Work to do :: You are to retype all of the data exactly as it appears.

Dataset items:
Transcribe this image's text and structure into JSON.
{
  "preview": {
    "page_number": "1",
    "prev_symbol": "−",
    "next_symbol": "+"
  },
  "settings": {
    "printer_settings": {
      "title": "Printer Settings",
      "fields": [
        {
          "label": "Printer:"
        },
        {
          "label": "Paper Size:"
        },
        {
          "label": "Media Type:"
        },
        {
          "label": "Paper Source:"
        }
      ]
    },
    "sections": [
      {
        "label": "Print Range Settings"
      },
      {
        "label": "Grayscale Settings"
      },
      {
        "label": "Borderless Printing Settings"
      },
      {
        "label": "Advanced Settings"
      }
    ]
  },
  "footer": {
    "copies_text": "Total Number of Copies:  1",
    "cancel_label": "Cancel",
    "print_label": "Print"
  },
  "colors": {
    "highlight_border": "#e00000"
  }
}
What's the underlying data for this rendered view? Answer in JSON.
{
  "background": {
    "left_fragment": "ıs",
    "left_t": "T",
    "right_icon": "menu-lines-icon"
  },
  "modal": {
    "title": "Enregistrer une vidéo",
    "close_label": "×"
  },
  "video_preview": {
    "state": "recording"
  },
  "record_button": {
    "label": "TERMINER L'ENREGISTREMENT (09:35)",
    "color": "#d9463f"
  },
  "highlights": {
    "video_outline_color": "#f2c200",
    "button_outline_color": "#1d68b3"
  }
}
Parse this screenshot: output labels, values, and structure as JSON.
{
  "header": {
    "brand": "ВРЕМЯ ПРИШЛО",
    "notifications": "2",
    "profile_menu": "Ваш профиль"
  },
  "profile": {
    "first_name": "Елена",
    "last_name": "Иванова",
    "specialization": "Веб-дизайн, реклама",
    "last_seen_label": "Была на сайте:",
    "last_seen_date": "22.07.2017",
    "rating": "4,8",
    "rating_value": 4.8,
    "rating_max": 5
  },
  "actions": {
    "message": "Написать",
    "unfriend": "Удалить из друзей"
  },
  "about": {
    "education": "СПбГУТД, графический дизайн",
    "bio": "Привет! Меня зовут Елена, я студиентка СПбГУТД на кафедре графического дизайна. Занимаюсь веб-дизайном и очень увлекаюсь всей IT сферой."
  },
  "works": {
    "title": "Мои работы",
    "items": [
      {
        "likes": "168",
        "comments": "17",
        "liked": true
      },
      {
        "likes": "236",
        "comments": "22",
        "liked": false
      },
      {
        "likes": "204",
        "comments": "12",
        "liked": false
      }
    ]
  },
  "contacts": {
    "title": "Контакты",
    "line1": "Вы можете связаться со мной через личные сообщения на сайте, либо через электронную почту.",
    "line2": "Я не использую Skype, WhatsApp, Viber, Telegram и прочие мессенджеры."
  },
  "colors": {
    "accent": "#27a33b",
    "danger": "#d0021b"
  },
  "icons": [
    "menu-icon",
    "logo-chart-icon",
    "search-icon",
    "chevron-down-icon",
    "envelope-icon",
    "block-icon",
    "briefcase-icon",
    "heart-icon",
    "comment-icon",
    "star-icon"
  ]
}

Final result ::
Transcribe this image's text and structure into JSON.
{
  "preview": {
    "page_number": "1",
    "prev_symbol": "−",
    "next_symbol": "+"
  },
  "settings": {
    "printer_settings": {
      "title": "Printer Settings",
      "fields": [
        {
          "label": "Printer:"
        },
        {
          "label": "Paper Size:"
        },
        {
          "label": "Media Type:"
        },
        {
          "label": "Paper Source:"
        }
      ]
    },
    "sections": [
      {
        "label": "Print Range Settings"
      },
      {
        "label": "Grayscale Settings"
      },
      {
        "label": "Borderless Printing Settings"
      },
      {
        "label": "Advanced Settings"
      }
    ]
  },
  "footer": {
    "copies_text": "Total Number of Copies:  1",
    "cancel_label": "Cancel",
    "print_label": "Print"
  },
  "colors": {
    "highlight_border": "#e00000"
  }
}
What's the underlying data for this rendered view? Answer in JSON.
{
  "background": {
    "left_fragment": "ıs",
    "left_t": "T",
    "right_icon": "menu-lines-icon"
  },
  "modal": {
    "title": "Enregistrer une vidéo",
    "close_label": "×"
  },
  "video_preview": {
    "state": "recording"
  },
  "record_button": {
    "label": "TERMINER L'ENREGISTREMENT (09:35)",
    "color": "#d9463f"
  },
  "highlights": {
    "video_outline_color": "#f2c200",
    "button_outline_color": "#1d68b3"
  }
}
Parse this screenshot: output labels, values, and structure as JSON.
{
  "header": {
    "brand": "ВРЕМЯ ПРИШЛО",
    "notifications": "2",
    "profile_menu": "Ваш профиль"
  },
  "profile": {
    "first_name": "Елена",
    "last_name": "Иванова",
    "specialization": "Веб-дизайн, реклама",
    "last_seen_label": "Была на сайте:",
    "last_seen_date": "22.07.2017",
    "rating": "4,8",
    "rating_value": 4.8,
    "rating_max": 5
  },
  "actions": {
    "message": "Написать",
    "unfriend": "Удалить из друзей"
  },
  "about": {
    "education": "СПбГУТД, графический дизайн",
    "bio": "Привет! Меня зовут Елена, я студиентка СПбГУТД на кафедре графического дизайна. Занимаюсь веб-дизайном и очень увлекаюсь всей IT сферой."
  },
  "works": {
    "title": "Мои работы",
    "items": [
      {
        "likes": "168",
        "comments": "17",
        "liked": true
      },
      {
        "likes": "236",
        "comments": "22",
        "liked": false
      },
      {
        "likes": "204",
        "comments": "12",
        "liked": false
      }
    ]
  },
  "contacts": {
    "title": "Контакты",
    "line1": "Вы можете связаться со мной через личные сообщения на сайте, либо через электронную почту.",
    "line2": "Я не использую Skype, WhatsApp, Viber, Telegram и прочие мессенджеры."
  },
  "colors": {
    "accent": "#27a33b",
    "danger": "#d0021b"
  },
  "icons": [
    "menu-icon",
    "logo-chart-icon",
    "search-icon",
    "chevron-down-icon",
    "envelope-icon",
    "block-icon",
    "briefcase-icon",
    "heart-icon",
    "comment-icon",
    "star-icon"
  ]
}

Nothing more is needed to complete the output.